### Estratto del documento
□ □ □ □ □

Il commento di Maurizio Chierici

MicroMega

di Maurizio Chierici

Ferruccio De Bortoli è un giornalista che si occupa soprattutto di economia e dei rapporti tra economia e politica e delle ricadute che questi rapporti possono avere sulla quotidianità della gente. Il programma consegnato all’assemblea del Corriere prova a disegnare il futuro dei giornali di carta per capire in quale modo i lettori di ieri possono convivere con i lettori di domani. Il rapporto tra Rete e i media della tradizione non era mai stato analizzato con tanta attenzione dai direttori che si insediano nei giornali. Il giro del secolo e l’affacciarsi di generazioni con abitudini tecnologiche diverse ne ha sollecitato l’urgenza. Transizione complicata. Quotidiani che perdono copie. De Bortoli prova ad essere ottimista. “I giornali vengono da lontano ma non appartengono al passato. Quando molti di voi, io compreso, cominciavamo la professione, il lettore usciva di casa, arrivava all’edicola senza sapere nulla di ciò che era successo il giorno prima. Oggi si sa già tutto”.
Il problema é come e cosa si sa. I quotidiani hanno sopportato la concorrenza Tv perché le notizie radio e le notizie Tv restano chiuse in uno spazio ridotto: due minuti del Tg risultano sopportabili all’impazienza del telecomando; quattro minuti diventano Via col vento: non finiscono mai. Quattro minuti vogliono dire 28 righe di testo: commenta le immagini, sfiora i sentimenti o la rabbia di chi guarda, fa capire il nodo del problema. Resta la diffidenza sul distributore delle notizie. Malgrado satelliti e telefonini Tv, i giornali di carta hanno controllato la concorrenza sgualcendo l’informazione nelle facezie di giochi e pettegolezzi di plastica, fisarmoniche interminabili dell’immaginario dell’audience. Anche i fogli seri dopo le prime pagine si rifugiano nel gossip. Il nuovo evo collauda altre ipotesi. La Rete supera ogni schema: pericolosa ed esaltante, fa capire De Bortoli tornato nel giornale che ha raccontato la storia d’Italia. Spazi di gomma, nessun limite agli approfondimenti. Possibilità di interagire con l’illusione o la certezza di partecipare, tutti, alla macchina dell’informazione. E De Bortoli si preoccupa della lealtà della comunicazione duemila. Quanti giornalisti vincolati da contratto, quindi soggetti alle regole che il mestiere impone – controllo e lealtà delle notizie – quanti i professionisti impegnati nelle testate di una catena con più di 22 milioni di utenti ? “Ci sarà una ragione se un navigatore sceglie per avere una un’informazione certificata, quindi credibile e affidabile”. Insomma web non più appendice del giornale di carta, ma l’altra faccia dell’informazione integrata.

□ □ □ □ □

### Dati da usare
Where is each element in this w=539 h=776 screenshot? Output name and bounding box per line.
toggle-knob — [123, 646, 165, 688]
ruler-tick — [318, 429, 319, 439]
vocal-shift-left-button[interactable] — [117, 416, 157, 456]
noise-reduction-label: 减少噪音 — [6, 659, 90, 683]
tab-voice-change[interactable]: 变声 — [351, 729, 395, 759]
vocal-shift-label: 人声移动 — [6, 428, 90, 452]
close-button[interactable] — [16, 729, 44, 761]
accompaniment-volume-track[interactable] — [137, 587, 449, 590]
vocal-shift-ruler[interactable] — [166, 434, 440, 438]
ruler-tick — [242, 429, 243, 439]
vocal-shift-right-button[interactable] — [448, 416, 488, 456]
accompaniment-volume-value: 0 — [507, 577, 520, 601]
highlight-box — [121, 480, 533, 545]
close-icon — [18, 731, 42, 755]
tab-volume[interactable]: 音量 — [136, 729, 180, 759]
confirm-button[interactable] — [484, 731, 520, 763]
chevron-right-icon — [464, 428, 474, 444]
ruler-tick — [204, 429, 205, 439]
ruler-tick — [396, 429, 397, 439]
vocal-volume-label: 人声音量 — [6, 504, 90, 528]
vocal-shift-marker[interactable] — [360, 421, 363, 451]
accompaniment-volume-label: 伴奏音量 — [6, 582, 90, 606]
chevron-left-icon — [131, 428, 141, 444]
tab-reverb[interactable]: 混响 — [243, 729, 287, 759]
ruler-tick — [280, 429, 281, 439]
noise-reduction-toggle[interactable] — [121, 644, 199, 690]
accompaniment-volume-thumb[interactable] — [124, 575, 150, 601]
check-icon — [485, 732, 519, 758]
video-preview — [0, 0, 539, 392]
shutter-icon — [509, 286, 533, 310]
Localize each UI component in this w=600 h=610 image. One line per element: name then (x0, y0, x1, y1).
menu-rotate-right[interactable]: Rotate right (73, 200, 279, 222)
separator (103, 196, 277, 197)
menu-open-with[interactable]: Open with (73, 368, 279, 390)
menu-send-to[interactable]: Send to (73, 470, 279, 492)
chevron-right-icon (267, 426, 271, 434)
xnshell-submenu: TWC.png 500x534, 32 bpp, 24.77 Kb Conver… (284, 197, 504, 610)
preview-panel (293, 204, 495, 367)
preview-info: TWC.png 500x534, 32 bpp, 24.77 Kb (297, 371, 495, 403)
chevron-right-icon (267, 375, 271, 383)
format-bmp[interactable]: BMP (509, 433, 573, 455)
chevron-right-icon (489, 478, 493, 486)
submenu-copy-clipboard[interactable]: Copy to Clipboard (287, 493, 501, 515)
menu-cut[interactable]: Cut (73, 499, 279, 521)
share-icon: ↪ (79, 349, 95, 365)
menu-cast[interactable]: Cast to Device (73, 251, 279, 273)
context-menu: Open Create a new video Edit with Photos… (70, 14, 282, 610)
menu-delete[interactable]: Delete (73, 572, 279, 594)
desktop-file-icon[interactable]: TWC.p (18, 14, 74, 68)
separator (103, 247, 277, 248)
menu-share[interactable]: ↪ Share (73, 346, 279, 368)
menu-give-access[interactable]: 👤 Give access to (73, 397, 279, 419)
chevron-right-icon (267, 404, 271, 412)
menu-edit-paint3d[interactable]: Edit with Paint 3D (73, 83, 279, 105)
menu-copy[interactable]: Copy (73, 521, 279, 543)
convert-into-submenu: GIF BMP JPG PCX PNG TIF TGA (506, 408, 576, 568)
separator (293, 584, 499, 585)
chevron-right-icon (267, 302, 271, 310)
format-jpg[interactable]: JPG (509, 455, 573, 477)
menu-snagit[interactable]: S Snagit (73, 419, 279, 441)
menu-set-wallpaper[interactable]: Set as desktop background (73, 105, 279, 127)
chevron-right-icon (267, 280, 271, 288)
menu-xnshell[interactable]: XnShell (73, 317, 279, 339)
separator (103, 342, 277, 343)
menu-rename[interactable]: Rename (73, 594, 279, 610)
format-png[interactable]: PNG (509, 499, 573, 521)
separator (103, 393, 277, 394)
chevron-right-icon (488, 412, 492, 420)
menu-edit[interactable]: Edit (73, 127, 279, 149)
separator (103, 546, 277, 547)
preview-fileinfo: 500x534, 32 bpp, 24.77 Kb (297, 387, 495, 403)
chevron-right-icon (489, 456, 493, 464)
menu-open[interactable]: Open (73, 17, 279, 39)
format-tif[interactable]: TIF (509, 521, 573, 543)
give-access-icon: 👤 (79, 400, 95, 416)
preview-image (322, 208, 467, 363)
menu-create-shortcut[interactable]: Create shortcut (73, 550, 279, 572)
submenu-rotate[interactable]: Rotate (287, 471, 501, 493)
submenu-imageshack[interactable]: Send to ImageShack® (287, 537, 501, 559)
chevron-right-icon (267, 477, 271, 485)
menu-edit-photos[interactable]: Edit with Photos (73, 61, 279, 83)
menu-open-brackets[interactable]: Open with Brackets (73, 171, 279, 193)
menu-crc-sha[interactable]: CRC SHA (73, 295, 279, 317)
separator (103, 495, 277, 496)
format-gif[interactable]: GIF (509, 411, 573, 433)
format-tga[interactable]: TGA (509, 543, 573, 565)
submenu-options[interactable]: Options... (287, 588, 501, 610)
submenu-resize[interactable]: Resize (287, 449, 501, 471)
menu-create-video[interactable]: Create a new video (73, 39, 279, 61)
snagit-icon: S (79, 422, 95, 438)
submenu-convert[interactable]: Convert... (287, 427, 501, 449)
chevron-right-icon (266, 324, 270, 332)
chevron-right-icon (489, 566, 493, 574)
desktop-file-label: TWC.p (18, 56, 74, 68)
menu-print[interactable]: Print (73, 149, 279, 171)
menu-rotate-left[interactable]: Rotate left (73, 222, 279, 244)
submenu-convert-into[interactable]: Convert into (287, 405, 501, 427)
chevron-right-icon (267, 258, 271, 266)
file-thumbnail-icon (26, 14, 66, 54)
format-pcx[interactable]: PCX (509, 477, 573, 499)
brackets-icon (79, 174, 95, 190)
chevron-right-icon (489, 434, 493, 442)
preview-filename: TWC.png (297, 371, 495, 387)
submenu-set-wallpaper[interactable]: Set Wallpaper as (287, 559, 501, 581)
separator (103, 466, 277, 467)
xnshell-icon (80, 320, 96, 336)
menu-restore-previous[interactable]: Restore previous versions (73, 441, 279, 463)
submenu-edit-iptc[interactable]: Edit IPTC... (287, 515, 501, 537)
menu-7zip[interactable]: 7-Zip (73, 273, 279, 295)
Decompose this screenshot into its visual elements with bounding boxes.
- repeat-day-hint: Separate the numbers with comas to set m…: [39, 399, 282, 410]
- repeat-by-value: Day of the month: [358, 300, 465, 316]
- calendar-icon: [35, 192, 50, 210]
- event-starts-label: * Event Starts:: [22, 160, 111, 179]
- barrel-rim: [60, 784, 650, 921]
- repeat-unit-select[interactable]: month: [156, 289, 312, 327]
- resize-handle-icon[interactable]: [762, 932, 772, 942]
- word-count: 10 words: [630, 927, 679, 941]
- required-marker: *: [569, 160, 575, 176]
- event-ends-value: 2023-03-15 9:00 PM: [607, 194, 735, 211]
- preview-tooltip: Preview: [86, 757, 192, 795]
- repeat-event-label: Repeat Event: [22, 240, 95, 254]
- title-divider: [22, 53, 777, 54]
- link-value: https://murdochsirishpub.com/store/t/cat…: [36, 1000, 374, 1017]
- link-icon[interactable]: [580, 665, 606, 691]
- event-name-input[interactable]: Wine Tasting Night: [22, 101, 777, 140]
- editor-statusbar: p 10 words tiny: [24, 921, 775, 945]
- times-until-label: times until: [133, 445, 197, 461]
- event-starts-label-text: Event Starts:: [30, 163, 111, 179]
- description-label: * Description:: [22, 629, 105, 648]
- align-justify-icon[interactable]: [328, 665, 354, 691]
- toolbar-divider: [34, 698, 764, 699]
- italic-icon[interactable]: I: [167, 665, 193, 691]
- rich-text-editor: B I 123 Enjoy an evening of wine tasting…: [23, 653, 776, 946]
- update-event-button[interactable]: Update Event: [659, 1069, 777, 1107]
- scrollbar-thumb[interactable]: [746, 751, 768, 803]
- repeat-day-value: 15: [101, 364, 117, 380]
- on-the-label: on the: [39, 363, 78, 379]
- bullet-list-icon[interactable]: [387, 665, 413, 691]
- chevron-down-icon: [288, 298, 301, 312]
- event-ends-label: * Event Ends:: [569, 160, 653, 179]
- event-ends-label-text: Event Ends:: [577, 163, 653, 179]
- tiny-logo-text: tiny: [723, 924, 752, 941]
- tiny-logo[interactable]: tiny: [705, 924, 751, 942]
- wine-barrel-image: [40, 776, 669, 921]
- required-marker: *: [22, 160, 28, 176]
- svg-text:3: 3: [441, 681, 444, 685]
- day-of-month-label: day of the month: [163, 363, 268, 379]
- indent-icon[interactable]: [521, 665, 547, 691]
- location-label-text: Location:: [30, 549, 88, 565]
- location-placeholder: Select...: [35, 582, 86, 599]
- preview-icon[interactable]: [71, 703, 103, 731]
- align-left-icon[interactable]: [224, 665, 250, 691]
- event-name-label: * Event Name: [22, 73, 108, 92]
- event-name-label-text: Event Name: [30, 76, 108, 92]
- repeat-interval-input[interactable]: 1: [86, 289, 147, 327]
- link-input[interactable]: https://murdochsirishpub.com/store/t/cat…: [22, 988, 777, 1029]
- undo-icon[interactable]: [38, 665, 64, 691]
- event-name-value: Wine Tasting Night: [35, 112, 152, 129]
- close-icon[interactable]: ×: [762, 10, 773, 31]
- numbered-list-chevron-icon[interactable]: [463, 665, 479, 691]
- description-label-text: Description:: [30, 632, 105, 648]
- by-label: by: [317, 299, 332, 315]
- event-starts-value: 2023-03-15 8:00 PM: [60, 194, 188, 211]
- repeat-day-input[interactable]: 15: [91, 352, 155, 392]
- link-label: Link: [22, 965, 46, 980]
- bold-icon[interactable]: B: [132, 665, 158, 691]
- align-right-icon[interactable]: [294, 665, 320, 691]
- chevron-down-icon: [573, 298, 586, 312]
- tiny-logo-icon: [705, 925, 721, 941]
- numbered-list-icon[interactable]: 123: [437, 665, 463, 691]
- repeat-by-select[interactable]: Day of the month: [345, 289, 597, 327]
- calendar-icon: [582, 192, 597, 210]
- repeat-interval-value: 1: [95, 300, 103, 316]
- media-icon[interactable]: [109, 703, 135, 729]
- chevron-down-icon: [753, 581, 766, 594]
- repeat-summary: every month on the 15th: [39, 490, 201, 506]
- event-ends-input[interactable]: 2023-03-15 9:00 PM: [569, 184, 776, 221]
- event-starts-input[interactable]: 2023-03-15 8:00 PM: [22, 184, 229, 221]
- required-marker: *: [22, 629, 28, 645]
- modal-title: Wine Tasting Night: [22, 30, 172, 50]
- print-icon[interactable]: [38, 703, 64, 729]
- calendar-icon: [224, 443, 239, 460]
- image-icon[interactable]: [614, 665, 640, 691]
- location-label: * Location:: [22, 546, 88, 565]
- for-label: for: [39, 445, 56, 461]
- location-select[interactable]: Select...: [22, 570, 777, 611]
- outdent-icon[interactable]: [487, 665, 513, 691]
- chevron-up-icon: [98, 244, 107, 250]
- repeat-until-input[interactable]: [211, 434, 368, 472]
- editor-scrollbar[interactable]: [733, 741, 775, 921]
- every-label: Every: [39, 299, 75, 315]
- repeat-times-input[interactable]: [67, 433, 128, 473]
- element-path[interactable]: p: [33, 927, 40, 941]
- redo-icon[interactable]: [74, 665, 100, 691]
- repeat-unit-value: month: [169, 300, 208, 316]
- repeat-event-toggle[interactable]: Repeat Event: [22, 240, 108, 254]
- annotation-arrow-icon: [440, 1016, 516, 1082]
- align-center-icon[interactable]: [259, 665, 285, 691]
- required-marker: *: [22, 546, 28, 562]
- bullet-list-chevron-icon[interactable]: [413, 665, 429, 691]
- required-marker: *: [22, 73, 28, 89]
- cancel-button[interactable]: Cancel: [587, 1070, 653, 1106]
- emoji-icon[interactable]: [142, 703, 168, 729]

□ □ □ □ □

### Esercizio scritto 1
Inserisci in una tabella Markdown con le colonne «Numero» e «Contenuto» le righe dei dati. Parti dalla prima riga dei dati e fermati dopo quella che contiene "close-icon — [18, 731, 42, 755]", omettendo le righe vuote.
### Esercizio scritto 2
Scrivi il seguito del commento su De Bortoli e sul futuro dei giornali di carta, a partire dall'ultima frase riportata.

### Risposta 1
| Numero | Contenuto |
|---|---|
| 1 | Where is each element in this w=539 h=776 screenshot? Output name and bounding box per line. |
| 2 | toggle-knob — [123, 646, 165, 688] |
| 3 | ruler-tick — [318, 429, 319, 439] |
| 4 | vocal-shift-left-button[interactable] — [117, 416, 157, 456] |
| 5 | noise-reduction-label: 减少噪音 — [6, 659, 90, 683] |
| 6 | tab-voice-change[interactable]: 变声 — [351, 729, 395, 759] |
| 7 | vocal-shift-label: 人声移动 — [6, 428, 90, 452] |
| 8 | close-button[interactable] — [16, 729, 44, 761] |
| 9 | accompaniment-volume-track[interactable] — [137, 587, 449, 590] |
| 10 | vocal-shift-ruler[interactable] — [166, 434, 440, 438] |
| 11 | ruler-tick — [242, 429, 243, 439] |
| 12 | vocal-shift-right-button[interactable] — [448, 416, 488, 456] |
| 13 | accompaniment-volume-value: 0 — [507, 577, 520, 601] |
| 14 | highlight-box — [121, 480, 533, 545] |
| 15 | close-icon — [18, 731, 42, 755] |

### Risposta 2
Il richiamo ai giornalisti di essere non solo credibili ma sintonizzati col popolo dei lettori in modo da “rappresentarne e difenderne i bisogni, persino le paure” nella costante necessità di aiutarli a “riaffermare la propria identità, la propria cultura, le proprie tradizioni” annuncia la speranza di ricreare attorno al Corriere una Milano che sembra perduta: seria, intraprendente, aperta alle novità, generosa nell’accoglienza. Speriamo non sia illusione.
E’ un discorso molto diverso (diversità preoccupante ma affascinante) dalle parole che Ferruccio de Bortoli aveva rivolto ai giornalisti l’8 maggio 1997, stessa sala Albertini, tante facce non sono cambiate. Nel ’97 ribadiva la fedeltà alla tradizione del grande giornale esplorando un futuro da interpretare con preoccupazione ma senza drammi. Prodi stava riportando alla ragione il paese della politica-affari, e la proprietà garantiva stabilità nella tradizione torinese. Dodici anni dopo non è cambiata solo la cornice: la realtà intimidisce editori spezzettati nell’interpretare interessi le cui contraddizioni possono deformare lo specchio del giornale annunciato. De Bortoli resta la garanzia di un conduttore che ha dimostrato negli anni rispetto ed equilibrio, soprattutto lealtà verso i lettori e non dipendenza politica, ma questa volta l’impegno interno-esterno non è semplice. E la Milano dal cuore in mano sembra affogata nella Milano da bere. Ecco perché le linee del programma esplorano le novità della nuova comunicazione forse alla ricerca di un nuovo umanesimo comunicativo. Quasi il finale rovesciato del “Casanova” di Fellini. Ormai vecchio si prepara al gran ballo della sera con ciprie e nei finti, parrucche e abiti d’argento. Sulle scale incontra ragazzi vestiti in qualche modo, giacconi neri, barbe su facce pulite. Il Settecento era finito, cominciavano le inquietudini dell’Ottocento. Il ‘900 è finito, comincia il Corriere 2000, non solo il Corriere. De Bortoli si prepara a capire il futuro. Auguri, ma chissà.